Please write out the data below as a numbered list, omitting any blank lines.
— Begin Listed records —
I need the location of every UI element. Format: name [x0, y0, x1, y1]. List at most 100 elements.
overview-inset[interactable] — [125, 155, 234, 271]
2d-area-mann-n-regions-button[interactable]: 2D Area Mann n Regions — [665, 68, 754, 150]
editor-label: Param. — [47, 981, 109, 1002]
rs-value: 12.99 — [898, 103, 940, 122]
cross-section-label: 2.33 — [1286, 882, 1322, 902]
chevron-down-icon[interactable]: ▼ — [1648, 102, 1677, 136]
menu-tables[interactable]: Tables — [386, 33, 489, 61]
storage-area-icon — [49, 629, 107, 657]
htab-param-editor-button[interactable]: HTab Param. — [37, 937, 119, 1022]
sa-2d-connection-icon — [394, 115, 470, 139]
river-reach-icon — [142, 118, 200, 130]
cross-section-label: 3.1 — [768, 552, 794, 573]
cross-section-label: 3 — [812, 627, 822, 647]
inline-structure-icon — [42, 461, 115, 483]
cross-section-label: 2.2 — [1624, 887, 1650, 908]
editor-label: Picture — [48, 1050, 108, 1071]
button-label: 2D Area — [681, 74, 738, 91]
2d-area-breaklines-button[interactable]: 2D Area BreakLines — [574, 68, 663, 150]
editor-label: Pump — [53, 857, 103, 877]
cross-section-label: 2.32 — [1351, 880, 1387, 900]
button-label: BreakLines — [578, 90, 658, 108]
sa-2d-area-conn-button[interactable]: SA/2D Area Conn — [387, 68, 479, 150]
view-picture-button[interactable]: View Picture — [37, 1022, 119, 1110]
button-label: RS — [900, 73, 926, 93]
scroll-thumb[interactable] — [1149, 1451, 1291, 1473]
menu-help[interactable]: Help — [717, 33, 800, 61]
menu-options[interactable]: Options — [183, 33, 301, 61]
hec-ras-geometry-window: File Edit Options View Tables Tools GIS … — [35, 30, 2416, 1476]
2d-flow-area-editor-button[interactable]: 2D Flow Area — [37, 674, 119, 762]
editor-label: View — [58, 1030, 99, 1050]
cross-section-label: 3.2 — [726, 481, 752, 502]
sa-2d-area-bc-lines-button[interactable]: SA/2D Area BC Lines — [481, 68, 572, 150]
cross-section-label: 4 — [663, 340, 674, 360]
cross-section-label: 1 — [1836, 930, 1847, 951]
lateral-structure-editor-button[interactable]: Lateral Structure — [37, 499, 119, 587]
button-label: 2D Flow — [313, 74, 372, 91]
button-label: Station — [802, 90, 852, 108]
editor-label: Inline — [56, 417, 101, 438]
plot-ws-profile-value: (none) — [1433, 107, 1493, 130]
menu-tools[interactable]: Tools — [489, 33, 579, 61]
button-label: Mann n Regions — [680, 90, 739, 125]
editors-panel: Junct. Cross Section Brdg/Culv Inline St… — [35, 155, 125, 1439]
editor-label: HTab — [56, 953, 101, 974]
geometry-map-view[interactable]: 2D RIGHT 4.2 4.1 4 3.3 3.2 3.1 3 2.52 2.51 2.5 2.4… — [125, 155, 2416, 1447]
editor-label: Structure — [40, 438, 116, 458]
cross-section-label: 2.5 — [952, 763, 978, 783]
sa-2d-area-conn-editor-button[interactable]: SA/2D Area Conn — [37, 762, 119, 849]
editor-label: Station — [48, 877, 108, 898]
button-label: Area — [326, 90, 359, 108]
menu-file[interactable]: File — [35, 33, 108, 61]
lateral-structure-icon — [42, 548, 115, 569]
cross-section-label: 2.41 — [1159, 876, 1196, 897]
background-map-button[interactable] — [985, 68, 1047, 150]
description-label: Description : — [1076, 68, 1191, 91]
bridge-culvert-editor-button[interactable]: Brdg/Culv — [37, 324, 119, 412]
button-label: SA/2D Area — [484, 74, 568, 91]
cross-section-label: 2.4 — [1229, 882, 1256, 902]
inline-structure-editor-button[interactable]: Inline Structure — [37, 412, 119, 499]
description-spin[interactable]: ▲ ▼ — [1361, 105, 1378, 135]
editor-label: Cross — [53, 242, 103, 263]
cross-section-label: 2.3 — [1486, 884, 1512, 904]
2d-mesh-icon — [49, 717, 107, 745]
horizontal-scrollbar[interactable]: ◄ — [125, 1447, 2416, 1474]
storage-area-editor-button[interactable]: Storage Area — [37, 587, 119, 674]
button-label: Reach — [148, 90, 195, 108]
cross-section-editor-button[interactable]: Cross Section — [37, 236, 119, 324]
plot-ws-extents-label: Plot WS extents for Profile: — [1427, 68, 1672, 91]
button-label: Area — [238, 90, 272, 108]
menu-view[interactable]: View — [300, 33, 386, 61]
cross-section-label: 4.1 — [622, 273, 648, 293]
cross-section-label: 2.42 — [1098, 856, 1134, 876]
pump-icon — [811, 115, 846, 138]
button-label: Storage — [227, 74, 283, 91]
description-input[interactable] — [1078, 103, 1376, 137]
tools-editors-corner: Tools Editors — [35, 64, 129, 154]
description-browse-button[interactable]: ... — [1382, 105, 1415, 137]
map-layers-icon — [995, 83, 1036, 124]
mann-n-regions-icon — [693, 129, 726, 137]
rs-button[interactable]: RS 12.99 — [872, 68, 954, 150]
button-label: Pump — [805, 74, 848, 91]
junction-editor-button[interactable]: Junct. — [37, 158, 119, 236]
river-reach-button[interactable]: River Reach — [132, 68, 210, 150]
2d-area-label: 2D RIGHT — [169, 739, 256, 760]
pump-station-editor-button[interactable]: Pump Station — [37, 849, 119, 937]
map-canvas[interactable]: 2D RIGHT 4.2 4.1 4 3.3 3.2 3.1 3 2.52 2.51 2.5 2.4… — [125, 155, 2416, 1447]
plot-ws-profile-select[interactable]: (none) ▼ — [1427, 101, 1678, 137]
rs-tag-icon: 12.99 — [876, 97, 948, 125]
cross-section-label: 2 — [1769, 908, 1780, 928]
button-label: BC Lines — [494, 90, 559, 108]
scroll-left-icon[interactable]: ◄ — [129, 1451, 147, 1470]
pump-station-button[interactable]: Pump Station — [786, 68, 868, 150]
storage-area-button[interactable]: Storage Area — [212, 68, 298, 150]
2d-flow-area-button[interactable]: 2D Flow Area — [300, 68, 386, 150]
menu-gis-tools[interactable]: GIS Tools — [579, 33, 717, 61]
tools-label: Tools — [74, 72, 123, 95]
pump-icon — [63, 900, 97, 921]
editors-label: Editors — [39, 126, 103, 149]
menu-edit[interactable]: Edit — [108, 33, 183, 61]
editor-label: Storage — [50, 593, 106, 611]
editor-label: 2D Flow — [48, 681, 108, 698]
— End Listed records —
Final answer:
1. I need the location of every UI element. Format: name [x0, y0, x1, y1]. List at most 100 elements.
2. overview-inset[interactable] — [125, 155, 234, 271]
3. 2d-area-mann-n-regions-button[interactable]: 2D Area Mann n Regions — [665, 68, 754, 150]
4. editor-label: Param. — [47, 981, 109, 1002]
5. rs-value: 12.99 — [898, 103, 940, 122]
6. cross-section-label: 2.33 — [1286, 882, 1322, 902]
7. chevron-down-icon[interactable]: ▼ — [1648, 102, 1677, 136]
8. menu-tables[interactable]: Tables — [386, 33, 489, 61]
9. storage-area-icon — [49, 629, 107, 657]
10. htab-param-editor-button[interactable]: HTab Param. — [37, 937, 119, 1022]
11. sa-2d-connection-icon — [394, 115, 470, 139]
12. river-reach-icon — [142, 118, 200, 130]
13. cross-section-label: 3.1 — [768, 552, 794, 573]
14. cross-section-label: 3 — [812, 627, 822, 647]
15. inline-structure-icon — [42, 461, 115, 483]
16. cross-section-label: 2.2 — [1624, 887, 1650, 908]
17. editor-label: Picture — [48, 1050, 108, 1071]
18. button-label: 2D Area — [681, 74, 738, 91]
19. 2d-area-breaklines-button[interactable]: 2D Area BreakLines — [574, 68, 663, 150]
20. editor-label: Pump — [53, 857, 103, 877]
21. cross-section-label: 2.32 — [1351, 880, 1387, 900]
22. button-label: BreakLines — [578, 90, 658, 108]
23. sa-2d-area-conn-button[interactable]: SA/2D Area Conn — [387, 68, 479, 150]
24. view-picture-button[interactable]: View Picture — [37, 1022, 119, 1110]
25. button-label: RS — [900, 73, 926, 93]
26. scroll-thumb[interactable] — [1149, 1451, 1291, 1473]
27. menu-help[interactable]: Help — [717, 33, 800, 61]
28. menu-options[interactable]: Options — [183, 33, 301, 61]
29. hec-ras-geometry-window: File Edit Options View Tables Tools GIS … — [35, 30, 2416, 1476]
30. 2d-flow-area-editor-button[interactable]: 2D Flow Area — [37, 674, 119, 762]
31. editor-label: View — [58, 1030, 99, 1050]
32. cross-section-label: 3.2 — [726, 481, 752, 502]
33. sa-2d-area-bc-lines-button[interactable]: SA/2D Area BC Lines — [481, 68, 572, 150]
34. cross-section-label: 4 — [663, 340, 674, 360]
35. cross-section-label: 1 — [1836, 930, 1847, 951]
36. lateral-structure-editor-button[interactable]: Lateral Structure — [37, 499, 119, 587]
37. button-label: 2D Flow — [313, 74, 372, 91]
38. button-label: Station — [802, 90, 852, 108]
39. editor-label: Inline — [56, 417, 101, 438]
40. plot-ws-profile-value: (none) — [1433, 107, 1493, 130]
41. menu-tools[interactable]: Tools — [489, 33, 579, 61]
42. button-label: Mann n Regions — [680, 90, 739, 125]
43. editors-panel: Junct. Cross Section Brdg/Culv Inline St… — [35, 155, 125, 1439]
44. editor-label: HTab — [56, 953, 101, 974]
45. geometry-map-view[interactable]: 2D RIGHT 4.2 4.1 4 3.3 3.2 3.1 3 2.52 2.51 2.5 2.4… — [125, 155, 2416, 1447]
46. editor-label: Structure — [40, 438, 116, 458]
47. cross-section-label: 2.5 — [952, 763, 978, 783]
48. sa-2d-area-conn-editor-button[interactable]: SA/2D Area Conn — [37, 762, 119, 849]
49. editor-label: Station — [48, 877, 108, 898]
50. button-label: Area — [326, 90, 359, 108]
51. menu-file[interactable]: File — [35, 33, 108, 61]
52. lateral-structure-icon — [42, 548, 115, 569]
53. cross-section-label: 2.41 — [1159, 876, 1196, 897]
54. background-map-button[interactable] — [985, 68, 1047, 150]
55. description-label: Description : — [1076, 68, 1191, 91]
56. bridge-culvert-editor-button[interactable]: Brdg/Culv — [37, 324, 119, 412]
57. button-label: SA/2D Area — [484, 74, 568, 91]
58. cross-section-label: 2.4 — [1229, 882, 1256, 902]
59. inline-structure-editor-button[interactable]: Inline Structure — [37, 412, 119, 499]
60. description-spin[interactable]: ▲ ▼ — [1361, 105, 1378, 135]
61. editor-label: Cross — [53, 242, 103, 263]
62. cross-section-label: 2.3 — [1486, 884, 1512, 904]
63. 2d-mesh-icon — [49, 717, 107, 745]
64. horizontal-scrollbar[interactable]: ◄ — [125, 1447, 2416, 1474]
65. storage-area-editor-button[interactable]: Storage Area — [37, 587, 119, 674]
66. button-label: Reach — [148, 90, 195, 108]
67. cross-section-editor-button[interactable]: Cross Section — [37, 236, 119, 324]
68. plot-ws-extents-label: Plot WS extents for Profile: — [1427, 68, 1672, 91]
69. button-label: Area — [238, 90, 272, 108]
70. menu-view[interactable]: View — [300, 33, 386, 61]
71. cross-section-label: 4.1 — [622, 273, 648, 293]
72. cross-section-label: 2.42 — [1098, 856, 1134, 876]
73. pump-icon — [811, 115, 846, 138]
74. button-label: Storage — [227, 74, 283, 91]
75. description-input[interactable] — [1078, 103, 1376, 137]
76. tools-editors-corner: Tools Editors — [35, 64, 129, 154]
77. description-browse-button[interactable]: ... — [1382, 105, 1415, 137]
78. map-layers-icon — [995, 83, 1036, 124]
79. mann-n-regions-icon — [693, 129, 726, 137]
80. rs-button[interactable]: RS 12.99 — [872, 68, 954, 150]
81. button-label: Pump — [805, 74, 848, 91]
82. junction-editor-button[interactable]: Junct. — [37, 158, 119, 236]
83. river-reach-button[interactable]: River Reach — [132, 68, 210, 150]
84. 2d-area-label: 2D RIGHT — [169, 739, 256, 760]
85. pump-station-editor-button[interactable]: Pump Station — [37, 849, 119, 937]
86. map-canvas[interactable]: 2D RIGHT 4.2 4.1 4 3.3 3.2 3.1 3 2.52 2.51 2.5 2.4… — [125, 155, 2416, 1447]
87. plot-ws-profile-select[interactable]: (none) ▼ — [1427, 101, 1678, 137]
88. rs-tag-icon: 12.99 — [876, 97, 948, 125]
89. cross-section-label: 2 — [1769, 908, 1780, 928]
90. button-label: BC Lines — [494, 90, 559, 108]
91. scroll-left-icon[interactable]: ◄ — [129, 1451, 147, 1470]
92. pump-station-button[interactable]: Pump Station — [786, 68, 868, 150]
93. storage-area-button[interactable]: Storage Area — [212, 68, 298, 150]
94. 2d-flow-area-button[interactable]: 2D Flow Area — [300, 68, 386, 150]
95. menu-gis-tools[interactable]: GIS Tools — [579, 33, 717, 61]
96. tools-label: Tools — [74, 72, 123, 95]
97. pump-icon — [63, 900, 97, 921]
98. editors-label: Editors — [39, 126, 103, 149]
99. menu-edit[interactable]: Edit — [108, 33, 183, 61]
100. editor-label: Storage — [50, 593, 106, 611]
101. editor-label: 2D Flow — [48, 681, 108, 698]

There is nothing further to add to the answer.